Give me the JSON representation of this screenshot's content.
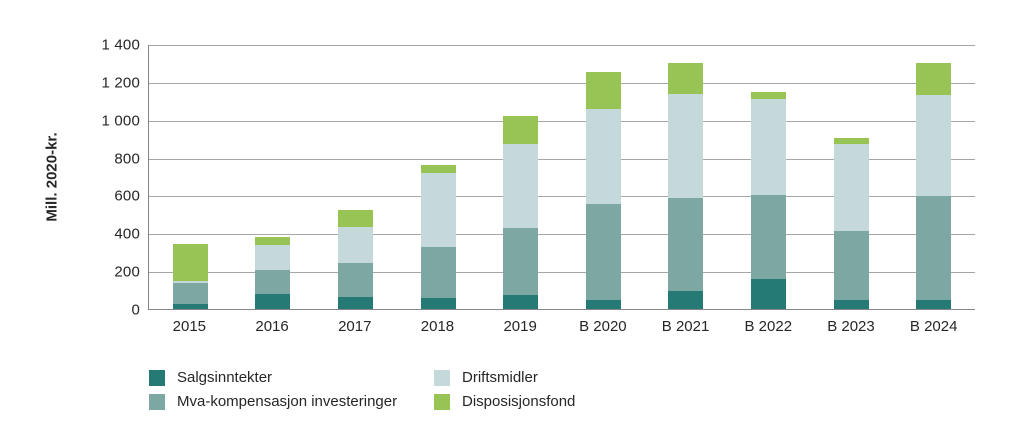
{
  "chart_data": {
    "type": "bar",
    "subtype": "stacked-vertical",
    "title": "",
    "xlabel": "",
    "ylabel": "Mill. 2020-kr.",
    "ylim": [
      0,
      1400
    ],
    "grid": true,
    "legend_position": "bottom",
    "yticks": [
      {
        "value": 0,
        "label": "0"
      },
      {
        "value": 200,
        "label": "200"
      },
      {
        "value": 400,
        "label": "400"
      },
      {
        "value": 600,
        "label": "600"
      },
      {
        "value": 800,
        "label": "800"
      },
      {
        "value": 1000,
        "label": "1 000"
      },
      {
        "value": 1200,
        "label": "1 200"
      },
      {
        "value": 1400,
        "label": "1 400"
      }
    ],
    "categories": [
      "2015",
      "2016",
      "2017",
      "2018",
      "2019",
      "B 2020",
      "B 2021",
      "B 2022",
      "B 2023",
      "B 2024"
    ],
    "series": [
      {
        "name": "Salgsinntekter",
        "color": "#257a76",
        "values": [
          25,
          80,
          65,
          60,
          75,
          50,
          95,
          160,
          50,
          50
        ]
      },
      {
        "name": "Mva-kompensasjon investeringer",
        "color": "#7ca7a3",
        "values": [
          115,
          125,
          180,
          270,
          355,
          505,
          490,
          440,
          360,
          545
        ]
      },
      {
        "name": "Driftsmidler",
        "color": "#c5d9db",
        "values": [
          10,
          135,
          190,
          390,
          440,
          500,
          550,
          510,
          460,
          535
        ]
      },
      {
        "name": "Disposisjonsfond",
        "color": "#98c355",
        "values": [
          195,
          40,
          90,
          40,
          150,
          195,
          165,
          35,
          35,
          170
        ]
      }
    ],
    "totals": [
      345,
      380,
      525,
      760,
      1020,
      1250,
      1300,
      1145,
      905,
      1300
    ],
    "legend_columns": [
      [
        "Salgsinntekter",
        "Mva-kompensasjon investeringer"
      ],
      [
        "Driftsmidler",
        "Disposisjonsfond"
      ]
    ]
  },
  "colors": {
    "gridline": "#a6a6a6",
    "axis_line": "#868686",
    "text": "#262626",
    "background": "#ffffff"
  }
}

┄┄┄┄┄┄┄┄┄┄┄┄┄┄┄┄┄┄┄┄

Find the word "Salgsinntekter" in the material, then list each line that holds it.

        "name": "Salgsinntekter",
        "Salgsinntekter",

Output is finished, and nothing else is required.